- _Description of the task_
Make an exact copy of each entry, leaving out every picture.

- _Dataset content_
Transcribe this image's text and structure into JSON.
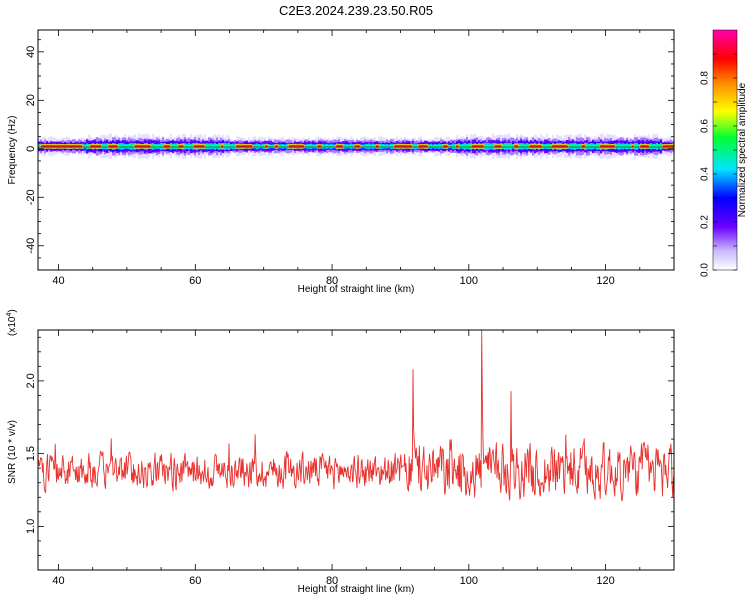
{
  "title": "C2E3.2024.239.23.50.R05",
  "chart_data": [
    {
      "type": "heatmap",
      "xlabel": "Height of straight line (km)",
      "ylabel": "Frequency (Hz)",
      "xlim": [
        37,
        130
      ],
      "ylim": [
        -50,
        49
      ],
      "xticks": [
        40,
        60,
        80,
        100,
        120
      ],
      "yticks": [
        -40,
        -20,
        0,
        20,
        40
      ],
      "band_center_hz": 1,
      "colorbar": {
        "label": "Normalized spectral amplitude",
        "ticks": [
          "0.0",
          "0.2",
          "0.4",
          "0.6",
          "0.8"
        ],
        "range": [
          0,
          1
        ]
      }
    },
    {
      "type": "line",
      "xlabel": "Height of straight line (km)",
      "ylabel": "SNR (10 * v/v)",
      "scale_note": "(x10",
      "scale_exp": "4",
      "xlim": [
        37,
        130
      ],
      "ylim": [
        0.7,
        2.35
      ],
      "xticks": [
        40,
        60,
        80,
        100,
        120
      ],
      "yticks": [
        "1.0",
        "1.5",
        "2.0"
      ],
      "color": "#e8322e",
      "series_points": 1000,
      "y_mean": 1.38
    }
  ]
}
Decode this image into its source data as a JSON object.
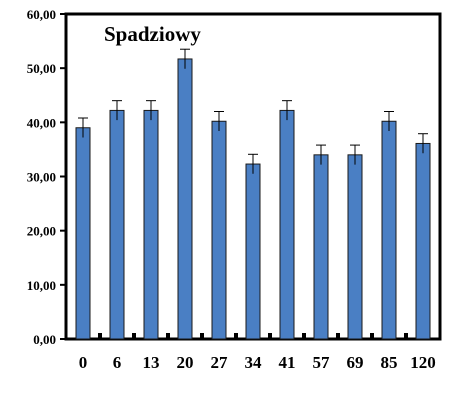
{
  "chart_data": {
    "type": "bar",
    "title": "Spadziowy",
    "categories": [
      "0",
      "6",
      "13",
      "20",
      "27",
      "34",
      "41",
      "57",
      "69",
      "85",
      "120"
    ],
    "values": [
      39.0,
      42.2,
      42.2,
      51.7,
      40.2,
      32.3,
      42.2,
      34.0,
      34.0,
      40.2,
      36.1
    ],
    "errors": [
      1.8,
      1.8,
      1.8,
      1.8,
      1.8,
      1.8,
      1.8,
      1.8,
      1.8,
      1.8,
      1.8
    ],
    "ylim": [
      0,
      60
    ],
    "yticks": [
      "0,00",
      "10,00",
      "20,00",
      "30,00",
      "40,00",
      "50,00",
      "60,00"
    ],
    "xlabel": "",
    "ylabel": "",
    "grid": false,
    "colors": {
      "bar": "#4a7fc4",
      "bar_edge": "#1a1a1a",
      "axis": "#000000"
    }
  }
}
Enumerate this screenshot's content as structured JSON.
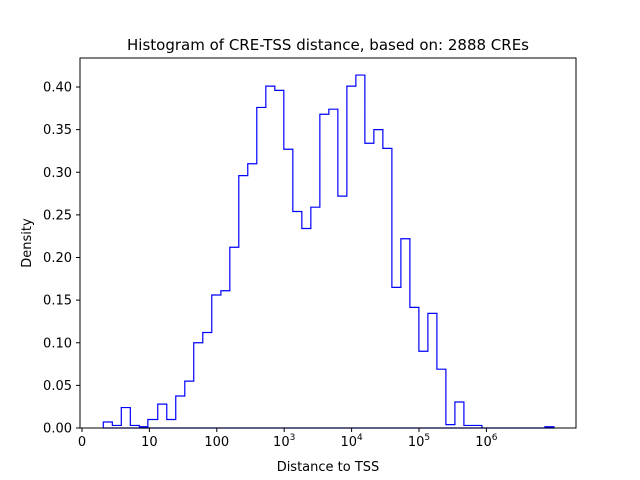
{
  "chart_data": {
    "type": "histogram",
    "title": "Histogram of CRE-TSS distance, based on: 2888 CREs",
    "xlabel": "Distance to TSS",
    "ylabel": "Density",
    "xscale": "symlog",
    "xlim": [
      -0.3,
      21600000
    ],
    "ylim": [
      0,
      0.434
    ],
    "grid": false,
    "line_color": "#0000ff",
    "histtype": "step",
    "bin_edges": [
      3.16,
      4.5,
      5.83,
      7.17,
      8.5,
      9.77,
      13.3,
      18.1,
      24.6,
      33.5,
      45.5,
      61.9,
      84.2,
      115,
      156,
      212,
      288,
      392,
      534,
      726,
      987,
      1343,
      1827,
      2485,
      3380,
      4596,
      6252,
      8505,
      11570,
      15740,
      21400,
      29110,
      39600,
      53850,
      73250,
      99600,
      135500,
      184300,
      250700,
      340900,
      463700,
      630700,
      857700,
      1167000,
      1587000,
      2158000,
      2935000,
      3992000,
      5430000,
      7385000,
      10040000
    ],
    "density": [
      0.007,
      0.003,
      0.024,
      0.003,
      0.0015,
      0.01,
      0.028,
      0.01,
      0.0375,
      0.055,
      0.1,
      0.112,
      0.156,
      0.161,
      0.212,
      0.296,
      0.31,
      0.376,
      0.401,
      0.396,
      0.327,
      0.254,
      0.234,
      0.259,
      0.368,
      0.374,
      0.272,
      0.401,
      0.414,
      0.334,
      0.35,
      0.328,
      0.165,
      0.222,
      0.1415,
      0.09,
      0.1345,
      0.069,
      0.004,
      0.0305,
      0.003,
      0.003,
      0,
      0,
      0,
      0,
      0,
      0,
      0,
      0.0015
    ],
    "x_ticks": [
      {
        "value": 0,
        "base": "0",
        "exp": ""
      },
      {
        "value": 10,
        "base": "10",
        "exp": ""
      },
      {
        "value": 100,
        "base": "100",
        "exp": ""
      },
      {
        "value": 1000,
        "base": "10",
        "exp": "3"
      },
      {
        "value": 10000,
        "base": "10",
        "exp": "4"
      },
      {
        "value": 100000,
        "base": "10",
        "exp": "5"
      },
      {
        "value": 1000000,
        "base": "10",
        "exp": "6"
      }
    ],
    "y_ticks": [
      {
        "value": 0,
        "label": "0.00"
      },
      {
        "value": 0.05,
        "label": "0.05"
      },
      {
        "value": 0.1,
        "label": "0.10"
      },
      {
        "value": 0.15,
        "label": "0.15"
      },
      {
        "value": 0.2,
        "label": "0.20"
      },
      {
        "value": 0.25,
        "label": "0.25"
      },
      {
        "value": 0.3,
        "label": "0.30"
      },
      {
        "value": 0.35,
        "label": "0.35"
      },
      {
        "value": 0.4,
        "label": "0.40"
      }
    ]
  }
}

- _Solution for this task_
Transcribe this image's text and structure into JSON.
{
  "title": "C2E3.2024.239.23.50.R05",
  "chart_data": [
    {
      "type": "heatmap",
      "xlabel": "Height of straight line (km)",
      "ylabel": "Frequency (Hz)",
      "xlim": [
        37,
        130
      ],
      "ylim": [
        -50,
        49
      ],
      "xticks": [
        40,
        60,
        80,
        100,
        120
      ],
      "yticks": [
        -40,
        -20,
        0,
        20,
        40
      ],
      "band_center_hz": 1,
      "colorbar": {
        "label": "Normalized spectral amplitude",
        "ticks": [
          "0.0",
          "0.2",
          "0.4",
          "0.6",
          "0.8"
        ],
        "range": [
          0,
          1
        ]
      }
    },
    {
      "type": "line",
      "xlabel": "Height of straight line (km)",
      "ylabel": "SNR (10 * v/v)",
      "scale_note": "(x10",
      "scale_exp": "4",
      "xlim": [
        37,
        130
      ],
      "ylim": [
        0.7,
        2.35
      ],
      "xticks": [
        40,
        60,
        80,
        100,
        120
      ],
      "yticks": [
        "1.0",
        "1.5",
        "2.0"
      ],
      "color": "#e8322e",
      "series_points": 1000,
      "y_mean": 1.38
    }
  ]
}
Decode this image into its source data as a JSON object.
{
  "chart_data": {
    "type": "bar",
    "title": "Spadziowy",
    "categories": [
      "0",
      "6",
      "13",
      "20",
      "27",
      "34",
      "41",
      "57",
      "69",
      "85",
      "120"
    ],
    "values": [
      39.0,
      42.2,
      42.2,
      51.7,
      40.2,
      32.3,
      42.2,
      34.0,
      34.0,
      40.2,
      36.1
    ],
    "errors": [
      1.8,
      1.8,
      1.8,
      1.8,
      1.8,
      1.8,
      1.8,
      1.8,
      1.8,
      1.8,
      1.8
    ],
    "ylim": [
      0,
      60
    ],
    "yticks": [
      "0,00",
      "10,00",
      "20,00",
      "30,00",
      "40,00",
      "50,00",
      "60,00"
    ],
    "xlabel": "",
    "ylabel": "",
    "grid": false,
    "colors": {
      "bar": "#4a7fc4",
      "bar_edge": "#1a1a1a",
      "axis": "#000000"
    }
  }
}
Enumerate this screenshot's content as structured JSON.
{
  "chart_data": {
    "type": "histogram",
    "title": "Histogram of CRE-TSS distance, based on: 2888 CREs",
    "xlabel": "Distance to TSS",
    "ylabel": "Density",
    "xscale": "symlog",
    "xlim": [
      -0.3,
      21600000
    ],
    "ylim": [
      0,
      0.434
    ],
    "grid": false,
    "line_color": "#0000ff",
    "histtype": "step",
    "bin_edges": [
      3.16,
      4.5,
      5.83,
      7.17,
      8.5,
      9.77,
      13.3,
      18.1,
      24.6,
      33.5,
      45.5,
      61.9,
      84.2,
      115,
      156,
      212,
      288,
      392,
      534,
      726,
      987,
      1343,
      1827,
      2485,
      3380,
      4596,
      6252,
      8505,
      11570,
      15740,
      21400,
      29110,
      39600,
      53850,
      73250,
      99600,
      135500,
      184300,
      250700,
      340900,
      463700,
      630700,
      857700,
      1167000,
      1587000,
      2158000,
      2935000,
      3992000,
      5430000,
      7385000,
      10040000
    ],
    "density": [
      0.007,
      0.003,
      0.024,
      0.003,
      0.0015,
      0.01,
      0.028,
      0.01,
      0.0375,
      0.055,
      0.1,
      0.112,
      0.156,
      0.161,
      0.212,
      0.296,
      0.31,
      0.376,
      0.401,
      0.396,
      0.327,
      0.254,
      0.234,
      0.259,
      0.368,
      0.374,
      0.272,
      0.401,
      0.414,
      0.334,
      0.35,
      0.328,
      0.165,
      0.222,
      0.1415,
      0.09,
      0.1345,
      0.069,
      0.004,
      0.0305,
      0.003,
      0.003,
      0,
      0,
      0,
      0,
      0,
      0,
      0,
      0.0015
    ],
    "x_ticks": [
      {
        "value": 0,
        "base": "0",
        "exp": ""
      },
      {
        "value": 10,
        "base": "10",
        "exp": ""
      },
      {
        "value": 100,
        "base": "100",
        "exp": ""
      },
      {
        "value": 1000,
        "base": "10",
        "exp": "3"
      },
      {
        "value": 10000,
        "base": "10",
        "exp": "4"
      },
      {
        "value": 100000,
        "base": "10",
        "exp": "5"
      },
      {
        "value": 1000000,
        "base": "10",
        "exp": "6"
      }
    ],
    "y_ticks": [
      {
        "value": 0,
        "label": "0.00"
      },
      {
        "value": 0.05,
        "label": "0.05"
      },
      {
        "value": 0.1,
        "label": "0.10"
      },
      {
        "value": 0.15,
        "label": "0.15"
      },
      {
        "value": 0.2,
        "label": "0.20"
      },
      {
        "value": 0.25,
        "label": "0.25"
      },
      {
        "value": 0.3,
        "label": "0.30"
      },
      {
        "value": 0.35,
        "label": "0.35"
      },
      {
        "value": 0.4,
        "label": "0.40"
      }
    ]
  }
}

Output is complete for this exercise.